» **What you should do**
Of all the lines in the data below, how many contain "вихідного"? Report that number alone.
-------- Entries shown --------
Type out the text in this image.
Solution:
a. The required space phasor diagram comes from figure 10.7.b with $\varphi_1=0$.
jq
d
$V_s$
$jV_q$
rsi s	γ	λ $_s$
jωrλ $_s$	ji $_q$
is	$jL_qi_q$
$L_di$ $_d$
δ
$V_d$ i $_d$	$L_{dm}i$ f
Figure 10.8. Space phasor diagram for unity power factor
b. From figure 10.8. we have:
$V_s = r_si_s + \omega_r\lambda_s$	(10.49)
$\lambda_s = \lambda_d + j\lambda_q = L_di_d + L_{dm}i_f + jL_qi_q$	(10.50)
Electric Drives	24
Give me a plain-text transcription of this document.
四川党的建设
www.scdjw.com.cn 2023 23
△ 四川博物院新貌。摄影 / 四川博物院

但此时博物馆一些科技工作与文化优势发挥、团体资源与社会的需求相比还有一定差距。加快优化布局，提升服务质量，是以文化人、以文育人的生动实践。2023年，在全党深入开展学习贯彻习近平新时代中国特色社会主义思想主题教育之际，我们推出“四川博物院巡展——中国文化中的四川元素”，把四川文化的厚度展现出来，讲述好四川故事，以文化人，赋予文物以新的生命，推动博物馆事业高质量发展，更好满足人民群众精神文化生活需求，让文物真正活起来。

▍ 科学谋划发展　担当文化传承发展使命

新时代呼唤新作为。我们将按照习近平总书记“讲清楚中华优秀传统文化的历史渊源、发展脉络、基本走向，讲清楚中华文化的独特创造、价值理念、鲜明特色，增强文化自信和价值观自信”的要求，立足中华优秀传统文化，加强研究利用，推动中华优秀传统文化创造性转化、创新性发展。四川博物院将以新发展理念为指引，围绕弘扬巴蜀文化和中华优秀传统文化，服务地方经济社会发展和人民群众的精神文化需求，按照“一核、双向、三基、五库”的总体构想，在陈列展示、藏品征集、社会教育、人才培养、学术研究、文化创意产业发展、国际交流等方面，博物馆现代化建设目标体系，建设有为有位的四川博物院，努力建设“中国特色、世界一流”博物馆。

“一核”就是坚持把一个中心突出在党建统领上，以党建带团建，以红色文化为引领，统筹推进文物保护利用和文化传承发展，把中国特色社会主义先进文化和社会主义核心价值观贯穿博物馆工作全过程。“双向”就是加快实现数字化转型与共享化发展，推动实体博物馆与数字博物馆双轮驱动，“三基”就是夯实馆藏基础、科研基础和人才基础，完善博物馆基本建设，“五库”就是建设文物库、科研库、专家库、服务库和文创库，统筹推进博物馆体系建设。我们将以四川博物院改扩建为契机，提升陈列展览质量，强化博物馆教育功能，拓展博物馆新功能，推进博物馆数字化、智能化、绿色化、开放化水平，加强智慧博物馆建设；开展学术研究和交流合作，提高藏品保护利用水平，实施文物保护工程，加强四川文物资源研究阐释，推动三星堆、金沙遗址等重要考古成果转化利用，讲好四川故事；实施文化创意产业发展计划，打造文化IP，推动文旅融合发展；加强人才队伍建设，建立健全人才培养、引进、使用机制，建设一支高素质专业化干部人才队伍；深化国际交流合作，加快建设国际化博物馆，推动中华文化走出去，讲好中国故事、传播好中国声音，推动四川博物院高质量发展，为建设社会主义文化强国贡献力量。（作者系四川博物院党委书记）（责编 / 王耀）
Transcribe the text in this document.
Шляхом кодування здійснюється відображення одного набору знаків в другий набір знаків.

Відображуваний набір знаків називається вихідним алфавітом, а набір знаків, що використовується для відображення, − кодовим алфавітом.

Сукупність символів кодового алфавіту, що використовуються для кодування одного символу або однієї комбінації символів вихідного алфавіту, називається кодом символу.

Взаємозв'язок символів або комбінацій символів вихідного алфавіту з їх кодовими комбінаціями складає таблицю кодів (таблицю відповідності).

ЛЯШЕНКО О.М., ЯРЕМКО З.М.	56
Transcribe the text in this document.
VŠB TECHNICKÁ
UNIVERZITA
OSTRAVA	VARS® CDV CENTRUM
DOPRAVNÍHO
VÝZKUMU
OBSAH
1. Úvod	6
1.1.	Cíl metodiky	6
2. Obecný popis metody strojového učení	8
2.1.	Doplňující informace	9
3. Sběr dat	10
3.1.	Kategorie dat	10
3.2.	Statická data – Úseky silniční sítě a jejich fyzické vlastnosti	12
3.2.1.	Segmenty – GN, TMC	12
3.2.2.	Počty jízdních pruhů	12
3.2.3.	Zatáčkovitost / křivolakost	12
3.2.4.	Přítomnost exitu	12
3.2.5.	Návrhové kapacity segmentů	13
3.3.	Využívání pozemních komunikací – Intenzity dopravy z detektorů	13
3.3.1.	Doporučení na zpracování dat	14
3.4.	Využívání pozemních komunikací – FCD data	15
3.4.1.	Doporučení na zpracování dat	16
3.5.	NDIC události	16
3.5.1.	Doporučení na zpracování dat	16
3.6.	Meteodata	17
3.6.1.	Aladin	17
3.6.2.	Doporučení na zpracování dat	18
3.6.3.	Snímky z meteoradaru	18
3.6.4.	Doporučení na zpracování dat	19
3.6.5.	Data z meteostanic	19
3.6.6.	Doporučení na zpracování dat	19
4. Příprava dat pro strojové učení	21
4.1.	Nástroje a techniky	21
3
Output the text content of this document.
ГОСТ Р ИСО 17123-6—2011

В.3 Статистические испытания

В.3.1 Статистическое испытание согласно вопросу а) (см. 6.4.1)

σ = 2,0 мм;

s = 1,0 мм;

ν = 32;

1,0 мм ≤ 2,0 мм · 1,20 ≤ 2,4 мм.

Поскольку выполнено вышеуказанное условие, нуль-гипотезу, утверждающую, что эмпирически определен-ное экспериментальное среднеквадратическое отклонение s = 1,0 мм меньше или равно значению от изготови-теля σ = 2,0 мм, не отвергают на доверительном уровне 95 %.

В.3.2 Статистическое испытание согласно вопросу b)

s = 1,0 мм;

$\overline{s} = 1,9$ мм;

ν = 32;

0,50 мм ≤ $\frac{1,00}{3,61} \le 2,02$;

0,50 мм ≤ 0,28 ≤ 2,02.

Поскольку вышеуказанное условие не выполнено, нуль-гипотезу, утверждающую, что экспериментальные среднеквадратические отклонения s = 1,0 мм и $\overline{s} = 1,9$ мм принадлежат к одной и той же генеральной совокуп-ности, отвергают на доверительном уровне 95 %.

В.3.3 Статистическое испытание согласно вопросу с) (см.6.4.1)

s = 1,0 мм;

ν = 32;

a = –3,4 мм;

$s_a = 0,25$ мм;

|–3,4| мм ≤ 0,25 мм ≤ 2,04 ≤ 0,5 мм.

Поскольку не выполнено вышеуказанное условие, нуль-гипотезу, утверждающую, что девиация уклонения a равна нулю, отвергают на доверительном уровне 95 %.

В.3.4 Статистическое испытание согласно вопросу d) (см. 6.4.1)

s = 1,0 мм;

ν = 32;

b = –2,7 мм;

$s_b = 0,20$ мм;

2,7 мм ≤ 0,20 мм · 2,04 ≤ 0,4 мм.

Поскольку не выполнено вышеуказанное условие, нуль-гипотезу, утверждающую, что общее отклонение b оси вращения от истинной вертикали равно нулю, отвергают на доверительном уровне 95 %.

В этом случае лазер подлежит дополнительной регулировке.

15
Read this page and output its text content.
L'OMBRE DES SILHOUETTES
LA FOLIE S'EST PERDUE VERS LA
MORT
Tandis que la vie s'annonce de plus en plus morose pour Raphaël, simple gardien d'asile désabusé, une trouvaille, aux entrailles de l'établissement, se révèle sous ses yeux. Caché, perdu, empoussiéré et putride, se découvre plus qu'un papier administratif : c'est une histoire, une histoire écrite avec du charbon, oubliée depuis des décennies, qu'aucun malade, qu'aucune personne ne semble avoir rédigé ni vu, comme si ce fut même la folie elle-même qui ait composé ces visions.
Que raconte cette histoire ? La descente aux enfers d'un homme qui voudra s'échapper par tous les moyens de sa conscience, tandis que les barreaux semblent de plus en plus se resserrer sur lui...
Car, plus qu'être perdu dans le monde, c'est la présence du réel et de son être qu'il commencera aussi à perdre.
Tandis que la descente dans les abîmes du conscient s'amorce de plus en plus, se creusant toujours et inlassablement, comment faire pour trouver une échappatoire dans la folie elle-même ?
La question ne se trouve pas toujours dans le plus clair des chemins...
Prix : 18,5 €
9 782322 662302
--------
» **Output of the exercise**
2